Start of Input data
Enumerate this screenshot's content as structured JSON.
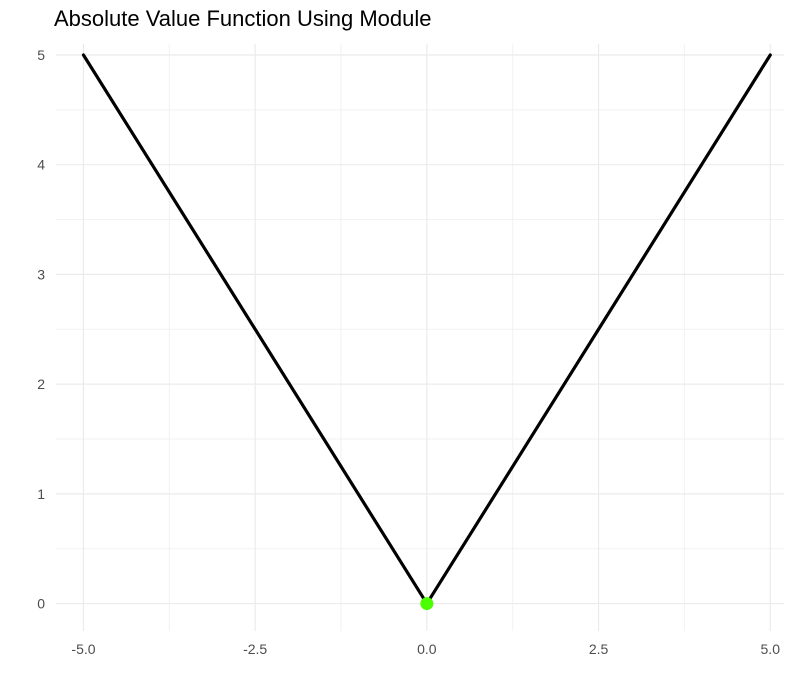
{
  "chart_data": {
    "type": "line",
    "title": "Absolute Value Function Using Module",
    "xlabel": "",
    "ylabel": "",
    "x": [
      -5.0,
      -2.5,
      0.0,
      2.5,
      5.0
    ],
    "series": [
      {
        "values": [
          5.0,
          2.5,
          0.0,
          2.5,
          5.0
        ],
        "color": "#000000"
      }
    ],
    "highlight_point": {
      "x": 0.0,
      "y": 0.0,
      "color": "#4cff00"
    },
    "x_ticks": [
      -5.0,
      -2.5,
      0.0,
      2.5,
      5.0
    ],
    "x_tick_labels": [
      "-5.0",
      "-2.5",
      "0.0",
      "2.5",
      "5.0"
    ],
    "y_ticks": [
      0,
      1,
      2,
      3,
      4,
      5
    ],
    "y_tick_labels": [
      "0",
      "1",
      "2",
      "3",
      "4",
      "5"
    ],
    "xlim": [
      -5.4,
      5.2
    ],
    "ylim": [
      -0.25,
      5.1
    ],
    "grid": true,
    "legend": "none"
  }
}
End of Input data
**Do this:**
Write out the whole listing again, exactly, with no pictures.

**Expected answer:**
Enumerate this screenshot's content as structured JSON.
{
  "chart_data": {
    "type": "line",
    "title": "Absolute Value Function Using Module",
    "xlabel": "",
    "ylabel": "",
    "x": [
      -5.0,
      -2.5,
      0.0,
      2.5,
      5.0
    ],
    "series": [
      {
        "values": [
          5.0,
          2.5,
          0.0,
          2.5,
          5.0
        ],
        "color": "#000000"
      }
    ],
    "highlight_point": {
      "x": 0.0,
      "y": 0.0,
      "color": "#4cff00"
    },
    "x_ticks": [
      -5.0,
      -2.5,
      0.0,
      2.5,
      5.0
    ],
    "x_tick_labels": [
      "-5.0",
      "-2.5",
      "0.0",
      "2.5",
      "5.0"
    ],
    "y_ticks": [
      0,
      1,
      2,
      3,
      4,
      5
    ],
    "y_tick_labels": [
      "0",
      "1",
      "2",
      "3",
      "4",
      "5"
    ],
    "xlim": [
      -5.4,
      5.2
    ],
    "ylim": [
      -0.25,
      5.1
    ],
    "grid": true,
    "legend": "none"
  }
}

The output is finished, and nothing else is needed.